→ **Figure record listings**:
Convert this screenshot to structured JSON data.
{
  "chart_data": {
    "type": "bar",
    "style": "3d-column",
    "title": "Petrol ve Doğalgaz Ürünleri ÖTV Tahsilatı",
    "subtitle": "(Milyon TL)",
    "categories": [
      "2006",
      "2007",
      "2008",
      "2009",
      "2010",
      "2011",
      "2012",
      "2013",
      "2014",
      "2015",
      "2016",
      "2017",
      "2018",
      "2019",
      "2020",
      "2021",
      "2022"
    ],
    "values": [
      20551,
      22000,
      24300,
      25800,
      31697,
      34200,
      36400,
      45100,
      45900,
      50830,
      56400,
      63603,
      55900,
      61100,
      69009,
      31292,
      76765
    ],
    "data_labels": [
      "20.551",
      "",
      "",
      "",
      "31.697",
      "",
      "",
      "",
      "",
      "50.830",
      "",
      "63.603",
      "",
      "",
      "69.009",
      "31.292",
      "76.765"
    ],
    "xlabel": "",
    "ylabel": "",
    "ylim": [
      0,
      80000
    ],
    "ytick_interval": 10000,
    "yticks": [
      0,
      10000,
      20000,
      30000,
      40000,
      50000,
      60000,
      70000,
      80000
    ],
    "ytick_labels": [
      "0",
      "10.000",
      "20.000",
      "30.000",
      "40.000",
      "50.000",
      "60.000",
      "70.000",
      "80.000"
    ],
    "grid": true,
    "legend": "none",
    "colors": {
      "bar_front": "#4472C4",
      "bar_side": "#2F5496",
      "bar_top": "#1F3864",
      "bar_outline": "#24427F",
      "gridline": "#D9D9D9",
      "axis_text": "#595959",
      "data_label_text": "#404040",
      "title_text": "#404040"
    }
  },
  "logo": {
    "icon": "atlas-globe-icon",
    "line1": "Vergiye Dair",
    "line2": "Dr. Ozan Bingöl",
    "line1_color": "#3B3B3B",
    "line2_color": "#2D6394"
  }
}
--
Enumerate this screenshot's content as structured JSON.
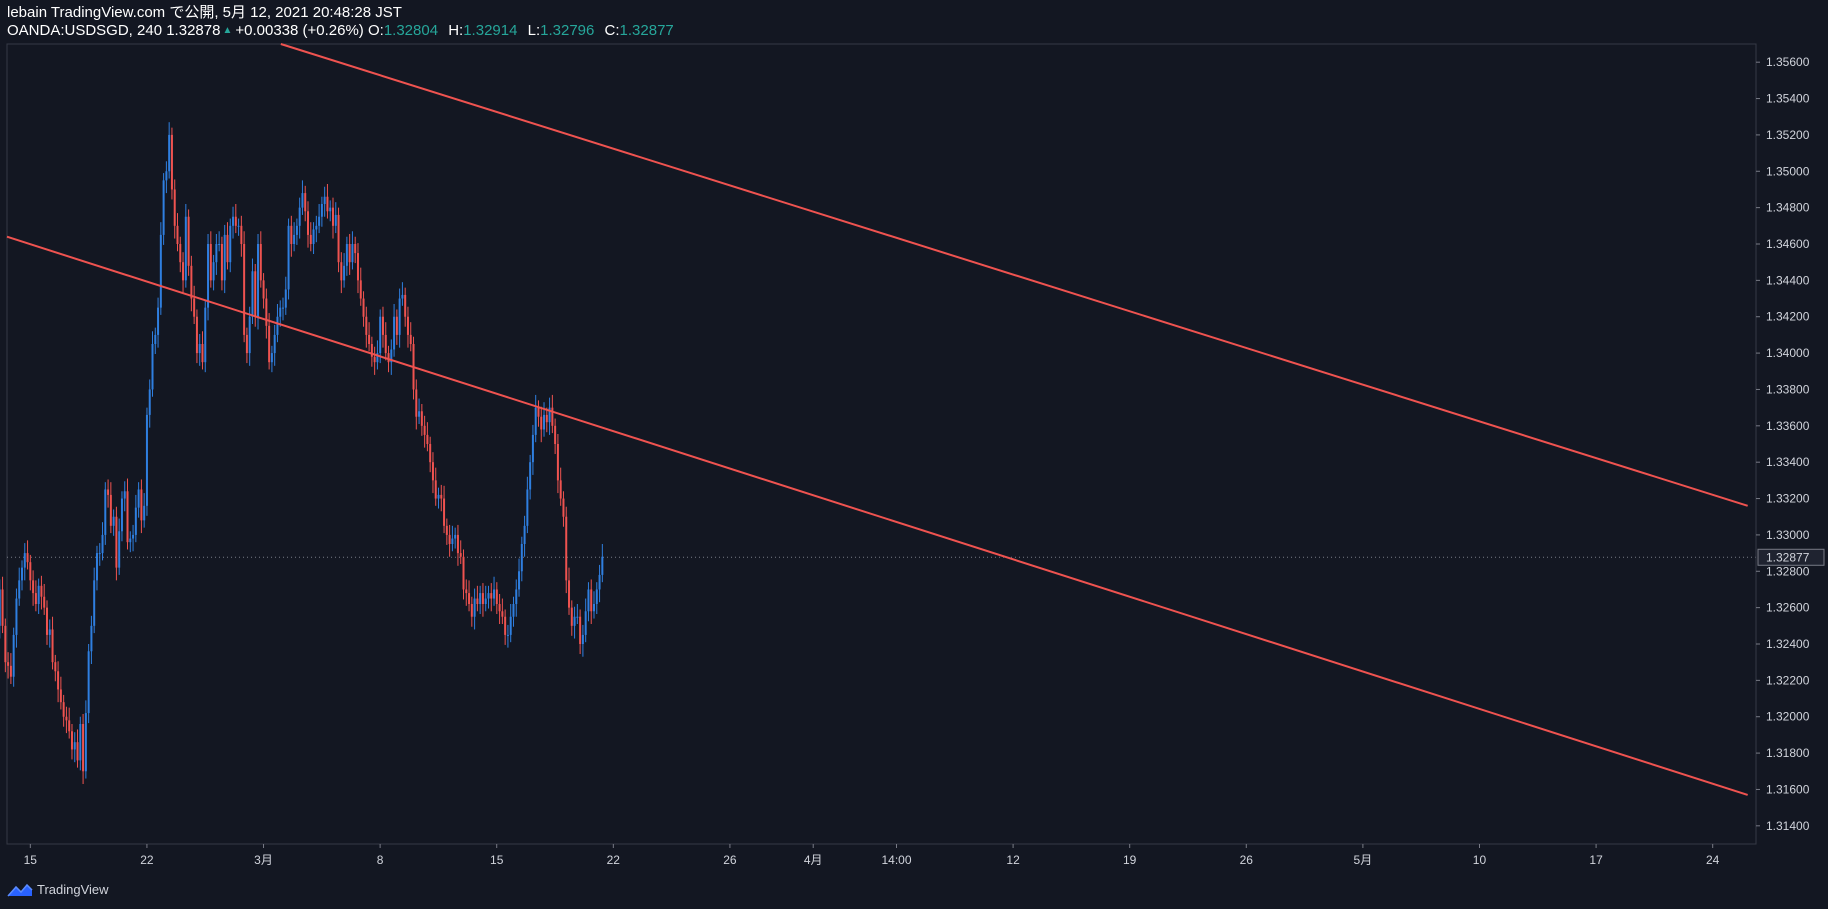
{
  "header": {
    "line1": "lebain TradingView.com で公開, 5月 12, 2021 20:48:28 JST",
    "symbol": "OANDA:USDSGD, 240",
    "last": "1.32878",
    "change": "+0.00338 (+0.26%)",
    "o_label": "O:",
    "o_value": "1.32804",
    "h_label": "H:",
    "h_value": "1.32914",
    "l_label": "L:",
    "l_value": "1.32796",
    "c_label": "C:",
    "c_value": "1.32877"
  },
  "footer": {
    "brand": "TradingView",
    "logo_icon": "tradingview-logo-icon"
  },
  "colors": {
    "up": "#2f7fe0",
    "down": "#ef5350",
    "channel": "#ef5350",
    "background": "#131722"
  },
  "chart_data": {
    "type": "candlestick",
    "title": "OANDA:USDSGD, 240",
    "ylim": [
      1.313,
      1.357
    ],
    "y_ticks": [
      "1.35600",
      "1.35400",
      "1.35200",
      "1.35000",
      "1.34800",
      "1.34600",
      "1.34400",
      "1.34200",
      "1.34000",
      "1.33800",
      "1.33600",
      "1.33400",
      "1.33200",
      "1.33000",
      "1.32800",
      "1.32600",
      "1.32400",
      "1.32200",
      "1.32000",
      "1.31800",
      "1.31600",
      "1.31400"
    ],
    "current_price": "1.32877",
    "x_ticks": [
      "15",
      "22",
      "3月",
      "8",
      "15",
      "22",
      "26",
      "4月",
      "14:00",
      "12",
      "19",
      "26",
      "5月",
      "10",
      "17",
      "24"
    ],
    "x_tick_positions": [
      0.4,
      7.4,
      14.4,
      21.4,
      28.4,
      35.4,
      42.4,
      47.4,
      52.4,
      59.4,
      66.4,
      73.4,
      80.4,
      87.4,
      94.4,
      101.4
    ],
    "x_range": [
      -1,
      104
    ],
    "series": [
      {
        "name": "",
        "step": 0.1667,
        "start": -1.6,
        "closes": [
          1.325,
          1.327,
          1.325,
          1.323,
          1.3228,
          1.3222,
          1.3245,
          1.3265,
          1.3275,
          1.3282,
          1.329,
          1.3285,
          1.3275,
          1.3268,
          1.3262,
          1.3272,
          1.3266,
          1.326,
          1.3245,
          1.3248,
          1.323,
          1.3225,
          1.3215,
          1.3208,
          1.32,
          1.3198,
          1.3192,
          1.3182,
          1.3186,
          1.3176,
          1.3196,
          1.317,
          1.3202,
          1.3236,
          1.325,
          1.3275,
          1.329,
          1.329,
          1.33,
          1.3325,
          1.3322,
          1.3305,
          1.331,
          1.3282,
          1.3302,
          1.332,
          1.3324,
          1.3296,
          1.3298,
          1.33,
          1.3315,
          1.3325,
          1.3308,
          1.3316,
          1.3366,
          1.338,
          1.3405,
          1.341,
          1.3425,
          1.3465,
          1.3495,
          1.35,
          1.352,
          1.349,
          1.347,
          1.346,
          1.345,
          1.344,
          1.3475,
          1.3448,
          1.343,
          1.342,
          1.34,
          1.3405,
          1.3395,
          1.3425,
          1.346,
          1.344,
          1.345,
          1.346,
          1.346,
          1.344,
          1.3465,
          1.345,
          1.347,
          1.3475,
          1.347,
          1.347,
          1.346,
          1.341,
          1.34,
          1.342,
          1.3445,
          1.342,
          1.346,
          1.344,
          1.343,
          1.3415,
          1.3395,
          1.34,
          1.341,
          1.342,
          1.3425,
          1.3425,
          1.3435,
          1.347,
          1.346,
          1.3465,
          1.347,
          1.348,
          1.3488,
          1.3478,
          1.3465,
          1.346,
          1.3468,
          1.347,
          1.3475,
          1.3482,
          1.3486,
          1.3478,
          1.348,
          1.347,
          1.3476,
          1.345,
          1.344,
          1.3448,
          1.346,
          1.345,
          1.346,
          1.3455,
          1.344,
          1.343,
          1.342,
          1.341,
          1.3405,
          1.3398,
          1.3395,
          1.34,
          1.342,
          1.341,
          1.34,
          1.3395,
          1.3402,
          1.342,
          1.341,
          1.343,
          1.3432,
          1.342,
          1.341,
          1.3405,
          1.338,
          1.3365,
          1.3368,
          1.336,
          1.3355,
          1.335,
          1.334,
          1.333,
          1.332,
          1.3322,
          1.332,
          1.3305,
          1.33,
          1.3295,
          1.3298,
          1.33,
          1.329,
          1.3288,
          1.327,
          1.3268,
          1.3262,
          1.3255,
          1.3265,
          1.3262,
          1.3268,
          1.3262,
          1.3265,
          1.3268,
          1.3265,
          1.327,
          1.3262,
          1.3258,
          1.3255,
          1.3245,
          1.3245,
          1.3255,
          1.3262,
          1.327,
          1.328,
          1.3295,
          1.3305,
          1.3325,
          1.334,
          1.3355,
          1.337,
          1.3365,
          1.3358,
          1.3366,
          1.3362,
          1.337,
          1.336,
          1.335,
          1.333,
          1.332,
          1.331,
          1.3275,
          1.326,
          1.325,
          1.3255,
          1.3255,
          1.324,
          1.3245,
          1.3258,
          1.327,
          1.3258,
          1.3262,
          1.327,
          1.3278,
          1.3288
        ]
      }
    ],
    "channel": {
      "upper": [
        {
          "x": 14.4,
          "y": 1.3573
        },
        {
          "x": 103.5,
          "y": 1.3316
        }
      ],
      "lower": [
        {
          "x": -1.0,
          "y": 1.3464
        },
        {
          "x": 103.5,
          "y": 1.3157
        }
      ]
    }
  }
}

→ **Goal of the exercise**: Extract lines where the string "icon" occurs.

→ **Expected answer**:
    "icon": "atlas-globe-icon",
    "logo_icon": "tradingview-logo-icon"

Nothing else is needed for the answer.